Return the listing below word for word.

● ● ● ●

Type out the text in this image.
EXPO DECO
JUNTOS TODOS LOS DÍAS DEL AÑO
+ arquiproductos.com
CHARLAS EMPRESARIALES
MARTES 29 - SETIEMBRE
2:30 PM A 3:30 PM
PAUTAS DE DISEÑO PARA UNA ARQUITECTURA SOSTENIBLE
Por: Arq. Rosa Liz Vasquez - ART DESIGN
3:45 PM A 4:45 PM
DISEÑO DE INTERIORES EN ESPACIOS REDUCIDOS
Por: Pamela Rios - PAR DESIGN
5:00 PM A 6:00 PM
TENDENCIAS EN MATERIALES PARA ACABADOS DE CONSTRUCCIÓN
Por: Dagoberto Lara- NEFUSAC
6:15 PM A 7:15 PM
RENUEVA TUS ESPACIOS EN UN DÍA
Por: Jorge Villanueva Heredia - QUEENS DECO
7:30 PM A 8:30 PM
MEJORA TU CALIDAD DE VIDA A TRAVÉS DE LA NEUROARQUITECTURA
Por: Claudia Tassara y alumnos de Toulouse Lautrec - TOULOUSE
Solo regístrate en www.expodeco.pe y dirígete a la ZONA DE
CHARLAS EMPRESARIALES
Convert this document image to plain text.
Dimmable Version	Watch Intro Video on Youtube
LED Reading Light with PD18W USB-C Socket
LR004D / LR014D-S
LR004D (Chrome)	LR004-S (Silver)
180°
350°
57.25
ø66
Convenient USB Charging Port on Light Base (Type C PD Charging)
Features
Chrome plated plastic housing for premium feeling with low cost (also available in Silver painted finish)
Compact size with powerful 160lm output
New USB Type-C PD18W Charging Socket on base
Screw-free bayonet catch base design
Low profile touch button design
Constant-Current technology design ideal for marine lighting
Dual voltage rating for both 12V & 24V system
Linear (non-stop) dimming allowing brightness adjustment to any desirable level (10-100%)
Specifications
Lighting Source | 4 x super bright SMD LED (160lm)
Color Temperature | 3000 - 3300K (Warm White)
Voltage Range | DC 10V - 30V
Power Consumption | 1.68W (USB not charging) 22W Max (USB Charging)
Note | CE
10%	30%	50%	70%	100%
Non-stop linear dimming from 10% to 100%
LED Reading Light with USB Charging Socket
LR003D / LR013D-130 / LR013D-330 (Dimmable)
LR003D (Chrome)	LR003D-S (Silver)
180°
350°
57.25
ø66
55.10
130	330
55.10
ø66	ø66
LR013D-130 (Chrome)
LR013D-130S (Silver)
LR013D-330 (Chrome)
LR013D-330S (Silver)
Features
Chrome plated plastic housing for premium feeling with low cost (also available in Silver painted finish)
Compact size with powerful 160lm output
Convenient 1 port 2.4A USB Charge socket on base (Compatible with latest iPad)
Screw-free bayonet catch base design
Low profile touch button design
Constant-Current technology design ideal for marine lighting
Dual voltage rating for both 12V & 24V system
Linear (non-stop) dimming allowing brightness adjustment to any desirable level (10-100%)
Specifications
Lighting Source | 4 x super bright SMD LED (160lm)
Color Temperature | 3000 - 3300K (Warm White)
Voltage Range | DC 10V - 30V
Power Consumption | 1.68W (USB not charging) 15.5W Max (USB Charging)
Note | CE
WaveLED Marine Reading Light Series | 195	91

● ● ● ●

WORKED SOLUTION:
Type out the text in this image.
EXPO DECO
JUNTOS TODOS LOS DÍAS DEL AÑO
+ arquiproductos.com
CHARLAS EMPRESARIALES
MARTES 29 - SETIEMBRE
2:30 PM A 3:30 PM
PAUTAS DE DISEÑO PARA UNA ARQUITECTURA SOSTENIBLE
Por: Arq. Rosa Liz Vasquez - ART DESIGN
3:45 PM A 4:45 PM
DISEÑO DE INTERIORES EN ESPACIOS REDUCIDOS
Por: Pamela Rios - PAR DESIGN
5:00 PM A 6:00 PM
TENDENCIAS EN MATERIALES PARA ACABADOS DE CONSTRUCCIÓN
Por: Dagoberto Lara- NEFUSAC
6:15 PM A 7:15 PM
RENUEVA TUS ESPACIOS EN UN DÍA
Por: Jorge Villanueva Heredia - QUEENS DECO
7:30 PM A 8:30 PM
MEJORA TU CALIDAD DE VIDA A TRAVÉS DE LA NEUROARQUITECTURA
Por: Claudia Tassara y alumnos de Toulouse Lautrec - TOULOUSE
Solo regístrate en www.expodeco.pe y dirígete a la ZONA DE
CHARLAS EMPRESARIALES
Convert this document image to plain text.
Dimmable Version	Watch Intro Video on Youtube
LED Reading Light with PD18W USB-C Socket
LR004D / LR014D-S
LR004D (Chrome)	LR004-S (Silver)
180°
350°
57.25
ø66
Convenient USB Charging Port on Light Base (Type C PD Charging)
Features
Chrome plated plastic housing for premium feeling with low cost (also available in Silver painted finish)
Compact size with powerful 160lm output
New USB Type-C PD18W Charging Socket on base
Screw-free bayonet catch base design
Low profile touch button design
Constant-Current technology design ideal for marine lighting
Dual voltage rating for both 12V & 24V system
Linear (non-stop) dimming allowing brightness adjustment to any desirable level (10-100%)
Specifications
Lighting Source | 4 x super bright SMD LED (160lm)
Color Temperature | 3000 - 3300K (Warm White)
Voltage Range | DC 10V - 30V
Power Consumption | 1.68W (USB not charging) 22W Max (USB Charging)
Note | CE
10%	30%	50%	70%	100%
Non-stop linear dimming from 10% to 100%
LED Reading Light with USB Charging Socket
LR003D / LR013D-130 / LR013D-330 (Dimmable)
LR003D (Chrome)	LR003D-S (Silver)
180°
350°
57.25
ø66
55.10
130	330
55.10
ø66	ø66
LR013D-130 (Chrome)
LR013D-130S (Silver)
LR013D-330 (Chrome)
LR013D-330S (Silver)
Features
Chrome plated plastic housing for premium feeling with low cost (also available in Silver painted finish)
Compact size with powerful 160lm output
Convenient 1 port 2.4A USB Charge socket on base (Compatible with latest iPad)
Screw-free bayonet catch base design
Low profile touch button design
Constant-Current technology design ideal for marine lighting
Dual voltage rating for both 12V & 24V system
Linear (non-stop) dimming allowing brightness adjustment to any desirable level (10-100%)
Specifications
Lighting Source | 4 x super bright SMD LED (160lm)
Color Temperature | 3000 - 3300K (Warm White)
Voltage Range | DC 10V - 30V
Power Consumption | 1.68W (USB not charging) 15.5W Max (USB Charging)
Note | CE
WaveLED Marine Reading Light Series | 195	91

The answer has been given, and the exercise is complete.